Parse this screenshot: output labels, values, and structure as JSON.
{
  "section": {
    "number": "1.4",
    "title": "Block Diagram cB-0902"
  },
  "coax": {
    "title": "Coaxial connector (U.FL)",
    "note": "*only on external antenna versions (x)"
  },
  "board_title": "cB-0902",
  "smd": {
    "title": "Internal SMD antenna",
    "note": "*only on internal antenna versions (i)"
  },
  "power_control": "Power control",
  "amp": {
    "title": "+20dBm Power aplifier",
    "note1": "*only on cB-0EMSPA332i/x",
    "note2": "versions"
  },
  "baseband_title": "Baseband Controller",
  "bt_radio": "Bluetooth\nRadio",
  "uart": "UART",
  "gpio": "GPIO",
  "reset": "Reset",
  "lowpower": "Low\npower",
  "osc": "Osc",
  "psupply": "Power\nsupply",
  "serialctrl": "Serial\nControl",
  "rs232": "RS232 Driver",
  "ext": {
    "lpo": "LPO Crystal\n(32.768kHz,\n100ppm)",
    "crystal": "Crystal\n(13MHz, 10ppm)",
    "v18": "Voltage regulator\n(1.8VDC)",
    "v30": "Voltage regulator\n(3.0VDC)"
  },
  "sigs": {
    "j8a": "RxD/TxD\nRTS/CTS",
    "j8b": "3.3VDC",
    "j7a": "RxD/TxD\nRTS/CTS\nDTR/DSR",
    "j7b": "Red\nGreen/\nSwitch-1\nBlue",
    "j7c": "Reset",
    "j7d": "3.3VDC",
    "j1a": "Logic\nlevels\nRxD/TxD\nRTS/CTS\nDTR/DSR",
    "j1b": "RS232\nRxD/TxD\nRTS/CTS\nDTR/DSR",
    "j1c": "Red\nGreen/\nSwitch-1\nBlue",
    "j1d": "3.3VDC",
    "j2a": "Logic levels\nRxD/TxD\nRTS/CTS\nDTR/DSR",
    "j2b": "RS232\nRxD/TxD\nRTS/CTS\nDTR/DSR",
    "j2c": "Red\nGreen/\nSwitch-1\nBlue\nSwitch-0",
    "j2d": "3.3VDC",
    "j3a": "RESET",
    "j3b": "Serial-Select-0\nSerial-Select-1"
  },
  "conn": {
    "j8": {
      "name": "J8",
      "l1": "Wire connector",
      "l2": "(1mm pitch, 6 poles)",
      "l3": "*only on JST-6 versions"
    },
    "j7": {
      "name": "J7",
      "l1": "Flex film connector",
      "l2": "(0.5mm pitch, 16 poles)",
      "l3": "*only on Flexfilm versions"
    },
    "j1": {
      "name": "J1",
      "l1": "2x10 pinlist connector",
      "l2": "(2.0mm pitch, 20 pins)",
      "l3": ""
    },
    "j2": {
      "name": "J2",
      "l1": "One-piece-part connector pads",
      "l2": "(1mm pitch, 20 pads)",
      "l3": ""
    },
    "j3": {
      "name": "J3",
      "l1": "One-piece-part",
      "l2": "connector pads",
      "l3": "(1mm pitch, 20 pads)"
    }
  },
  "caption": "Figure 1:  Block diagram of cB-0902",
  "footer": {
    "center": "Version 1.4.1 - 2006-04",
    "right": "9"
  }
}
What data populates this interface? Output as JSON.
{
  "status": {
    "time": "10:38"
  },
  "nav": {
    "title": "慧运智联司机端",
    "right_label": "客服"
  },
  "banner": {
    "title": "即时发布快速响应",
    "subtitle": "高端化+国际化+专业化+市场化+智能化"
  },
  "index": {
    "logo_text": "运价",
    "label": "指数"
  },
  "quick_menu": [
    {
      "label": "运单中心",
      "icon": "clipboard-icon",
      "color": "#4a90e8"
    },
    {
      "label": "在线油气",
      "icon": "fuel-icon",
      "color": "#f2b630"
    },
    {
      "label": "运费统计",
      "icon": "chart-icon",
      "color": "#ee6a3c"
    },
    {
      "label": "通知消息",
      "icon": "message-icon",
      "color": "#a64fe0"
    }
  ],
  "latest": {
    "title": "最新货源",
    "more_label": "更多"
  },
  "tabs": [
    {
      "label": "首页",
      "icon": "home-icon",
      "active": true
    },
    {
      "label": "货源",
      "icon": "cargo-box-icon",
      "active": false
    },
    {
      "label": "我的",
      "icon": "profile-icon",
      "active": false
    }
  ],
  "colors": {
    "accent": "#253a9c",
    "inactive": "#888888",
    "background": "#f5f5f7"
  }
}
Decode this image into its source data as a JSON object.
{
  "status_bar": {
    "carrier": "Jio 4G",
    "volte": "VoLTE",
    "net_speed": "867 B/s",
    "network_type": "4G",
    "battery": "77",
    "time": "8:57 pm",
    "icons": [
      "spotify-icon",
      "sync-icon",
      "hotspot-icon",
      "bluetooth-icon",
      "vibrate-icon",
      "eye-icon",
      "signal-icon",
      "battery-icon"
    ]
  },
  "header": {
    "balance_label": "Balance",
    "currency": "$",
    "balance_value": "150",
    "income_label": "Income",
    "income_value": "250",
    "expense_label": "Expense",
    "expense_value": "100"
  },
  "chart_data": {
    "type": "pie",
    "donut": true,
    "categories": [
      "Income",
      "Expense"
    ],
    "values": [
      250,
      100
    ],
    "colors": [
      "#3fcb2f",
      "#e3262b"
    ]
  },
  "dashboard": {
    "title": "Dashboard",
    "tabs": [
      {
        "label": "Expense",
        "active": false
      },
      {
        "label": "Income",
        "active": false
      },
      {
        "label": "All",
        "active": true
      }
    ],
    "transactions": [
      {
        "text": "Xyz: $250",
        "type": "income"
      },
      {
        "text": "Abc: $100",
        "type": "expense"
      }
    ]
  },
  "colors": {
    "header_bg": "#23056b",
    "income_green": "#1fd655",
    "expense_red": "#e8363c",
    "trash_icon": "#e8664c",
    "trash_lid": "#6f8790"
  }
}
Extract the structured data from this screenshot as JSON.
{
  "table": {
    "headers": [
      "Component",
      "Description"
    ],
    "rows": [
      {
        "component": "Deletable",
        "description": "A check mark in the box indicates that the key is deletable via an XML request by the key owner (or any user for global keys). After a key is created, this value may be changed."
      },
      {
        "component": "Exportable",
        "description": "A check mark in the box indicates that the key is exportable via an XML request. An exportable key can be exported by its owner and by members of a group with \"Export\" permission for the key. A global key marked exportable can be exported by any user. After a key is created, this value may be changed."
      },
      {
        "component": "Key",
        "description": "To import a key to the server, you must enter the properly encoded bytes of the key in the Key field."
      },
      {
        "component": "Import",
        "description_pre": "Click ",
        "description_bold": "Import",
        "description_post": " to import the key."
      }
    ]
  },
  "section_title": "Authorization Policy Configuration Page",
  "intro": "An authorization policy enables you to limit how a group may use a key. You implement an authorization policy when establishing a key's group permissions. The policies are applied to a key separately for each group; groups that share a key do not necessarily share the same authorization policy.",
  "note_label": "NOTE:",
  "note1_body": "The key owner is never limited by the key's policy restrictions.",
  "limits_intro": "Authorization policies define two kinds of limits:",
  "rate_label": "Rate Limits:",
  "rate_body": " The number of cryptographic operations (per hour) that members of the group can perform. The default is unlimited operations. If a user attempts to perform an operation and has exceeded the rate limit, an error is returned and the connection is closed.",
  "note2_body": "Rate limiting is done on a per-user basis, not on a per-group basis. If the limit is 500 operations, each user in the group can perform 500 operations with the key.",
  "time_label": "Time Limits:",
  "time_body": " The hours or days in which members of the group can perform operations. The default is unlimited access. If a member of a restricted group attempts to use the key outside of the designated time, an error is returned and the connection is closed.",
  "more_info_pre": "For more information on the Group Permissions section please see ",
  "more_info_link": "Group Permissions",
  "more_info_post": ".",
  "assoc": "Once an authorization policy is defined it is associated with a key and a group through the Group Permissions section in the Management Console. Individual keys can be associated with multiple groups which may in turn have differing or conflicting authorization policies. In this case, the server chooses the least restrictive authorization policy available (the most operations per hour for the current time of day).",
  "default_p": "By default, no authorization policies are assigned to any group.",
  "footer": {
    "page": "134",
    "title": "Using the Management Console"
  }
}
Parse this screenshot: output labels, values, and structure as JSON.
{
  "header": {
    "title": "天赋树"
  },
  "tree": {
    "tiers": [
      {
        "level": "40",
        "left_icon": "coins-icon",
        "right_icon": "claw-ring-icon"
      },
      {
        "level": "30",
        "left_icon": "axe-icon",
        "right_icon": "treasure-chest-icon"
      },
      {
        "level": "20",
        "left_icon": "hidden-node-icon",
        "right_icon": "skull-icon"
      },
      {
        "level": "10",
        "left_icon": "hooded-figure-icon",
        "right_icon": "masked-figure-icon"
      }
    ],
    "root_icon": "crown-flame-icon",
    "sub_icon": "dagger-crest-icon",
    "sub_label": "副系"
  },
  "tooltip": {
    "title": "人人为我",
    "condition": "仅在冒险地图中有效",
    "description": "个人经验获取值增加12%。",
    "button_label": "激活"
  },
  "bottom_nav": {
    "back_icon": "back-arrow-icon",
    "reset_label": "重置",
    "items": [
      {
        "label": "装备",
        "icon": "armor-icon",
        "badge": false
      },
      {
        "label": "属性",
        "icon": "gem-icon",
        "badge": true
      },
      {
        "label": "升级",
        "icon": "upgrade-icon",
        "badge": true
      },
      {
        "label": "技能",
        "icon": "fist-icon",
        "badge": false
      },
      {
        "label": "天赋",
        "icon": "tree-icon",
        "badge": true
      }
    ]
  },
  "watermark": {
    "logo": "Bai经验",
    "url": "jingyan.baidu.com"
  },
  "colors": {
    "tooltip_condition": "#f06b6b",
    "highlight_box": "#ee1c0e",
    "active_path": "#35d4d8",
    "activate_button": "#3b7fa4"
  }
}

> [Task to carry out] From the listing above, return each line with the word "regulator".

> [Exercise result]
    "v18": "Voltage regulator\n(1.8VDC)",
    "v30": "Voltage regulator\n(3.0VDC)"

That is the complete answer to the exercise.